### WHAT IS EXPECTED
Return the records exactly as they are.

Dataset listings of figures
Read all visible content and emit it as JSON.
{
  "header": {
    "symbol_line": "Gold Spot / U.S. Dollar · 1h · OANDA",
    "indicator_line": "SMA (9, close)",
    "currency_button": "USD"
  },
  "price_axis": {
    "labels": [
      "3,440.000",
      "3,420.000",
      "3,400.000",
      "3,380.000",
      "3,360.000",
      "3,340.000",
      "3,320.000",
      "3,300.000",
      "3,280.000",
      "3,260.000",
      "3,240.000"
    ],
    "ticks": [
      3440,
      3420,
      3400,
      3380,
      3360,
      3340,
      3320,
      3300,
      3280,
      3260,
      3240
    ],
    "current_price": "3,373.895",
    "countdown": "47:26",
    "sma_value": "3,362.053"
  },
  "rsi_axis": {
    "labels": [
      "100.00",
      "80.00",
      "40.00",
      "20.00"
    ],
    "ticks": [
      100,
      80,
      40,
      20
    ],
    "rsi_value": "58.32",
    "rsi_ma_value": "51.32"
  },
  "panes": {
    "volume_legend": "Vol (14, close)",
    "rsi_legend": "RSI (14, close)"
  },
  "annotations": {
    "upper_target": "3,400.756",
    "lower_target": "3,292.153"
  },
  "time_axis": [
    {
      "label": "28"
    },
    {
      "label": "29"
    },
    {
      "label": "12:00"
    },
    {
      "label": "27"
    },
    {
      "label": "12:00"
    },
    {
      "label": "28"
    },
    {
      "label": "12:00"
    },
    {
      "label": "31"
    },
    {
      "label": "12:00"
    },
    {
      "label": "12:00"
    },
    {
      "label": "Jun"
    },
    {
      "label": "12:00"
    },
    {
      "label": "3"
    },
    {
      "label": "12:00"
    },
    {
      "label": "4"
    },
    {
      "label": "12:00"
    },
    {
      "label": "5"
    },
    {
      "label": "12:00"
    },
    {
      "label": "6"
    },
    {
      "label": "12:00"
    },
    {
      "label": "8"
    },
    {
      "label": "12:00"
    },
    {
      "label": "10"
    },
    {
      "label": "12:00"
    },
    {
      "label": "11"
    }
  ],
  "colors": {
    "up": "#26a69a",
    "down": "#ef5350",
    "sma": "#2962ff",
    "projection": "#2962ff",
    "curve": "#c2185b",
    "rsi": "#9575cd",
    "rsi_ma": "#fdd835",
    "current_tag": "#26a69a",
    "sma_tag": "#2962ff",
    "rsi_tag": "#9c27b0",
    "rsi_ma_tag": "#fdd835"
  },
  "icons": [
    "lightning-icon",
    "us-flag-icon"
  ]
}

### RESPONSE TO THIS EXERCISE
Read all visible content and emit it as JSON.
{
  "header": {
    "symbol_line": "Gold Spot / U.S. Dollar · 1h · OANDA",
    "indicator_line": "SMA (9, close)",
    "currency_button": "USD"
  },
  "price_axis": {
    "labels": [
      "3,440.000",
      "3,420.000",
      "3,400.000",
      "3,380.000",
      "3,360.000",
      "3,340.000",
      "3,320.000",
      "3,300.000",
      "3,280.000",
      "3,260.000",
      "3,240.000"
    ],
    "ticks": [
      3440,
      3420,
      3400,
      3380,
      3360,
      3340,
      3320,
      3300,
      3280,
      3260,
      3240
    ],
    "current_price": "3,373.895",
    "countdown": "47:26",
    "sma_value": "3,362.053"
  },
  "rsi_axis": {
    "labels": [
      "100.00",
      "80.00",
      "40.00",
      "20.00"
    ],
    "ticks": [
      100,
      80,
      40,
      20
    ],
    "rsi_value": "58.32",
    "rsi_ma_value": "51.32"
  },
  "panes": {
    "volume_legend": "Vol (14, close)",
    "rsi_legend": "RSI (14, close)"
  },
  "annotations": {
    "upper_target": "3,400.756",
    "lower_target": "3,292.153"
  },
  "time_axis": [
    {
      "label": "28"
    },
    {
      "label": "29"
    },
    {
      "label": "12:00"
    },
    {
      "label": "27"
    },
    {
      "label": "12:00"
    },
    {
      "label": "28"
    },
    {
      "label": "12:00"
    },
    {
      "label": "31"
    },
    {
      "label": "12:00"
    },
    {
      "label": "12:00"
    },
    {
      "label": "Jun"
    },
    {
      "label": "12:00"
    },
    {
      "label": "3"
    },
    {
      "label": "12:00"
    },
    {
      "label": "4"
    },
    {
      "label": "12:00"
    },
    {
      "label": "5"
    },
    {
      "label": "12:00"
    },
    {
      "label": "6"
    },
    {
      "label": "12:00"
    },
    {
      "label": "8"
    },
    {
      "label": "12:00"
    },
    {
      "label": "10"
    },
    {
      "label": "12:00"
    },
    {
      "label": "11"
    }
  ],
  "colors": {
    "up": "#26a69a",
    "down": "#ef5350",
    "sma": "#2962ff",
    "projection": "#2962ff",
    "curve": "#c2185b",
    "rsi": "#9575cd",
    "rsi_ma": "#fdd835",
    "current_tag": "#26a69a",
    "sma_tag": "#2962ff",
    "rsi_tag": "#9c27b0",
    "rsi_ma_tag": "#fdd835"
  },
  "icons": [
    "lightning-icon",
    "us-flag-icon"
  ]
}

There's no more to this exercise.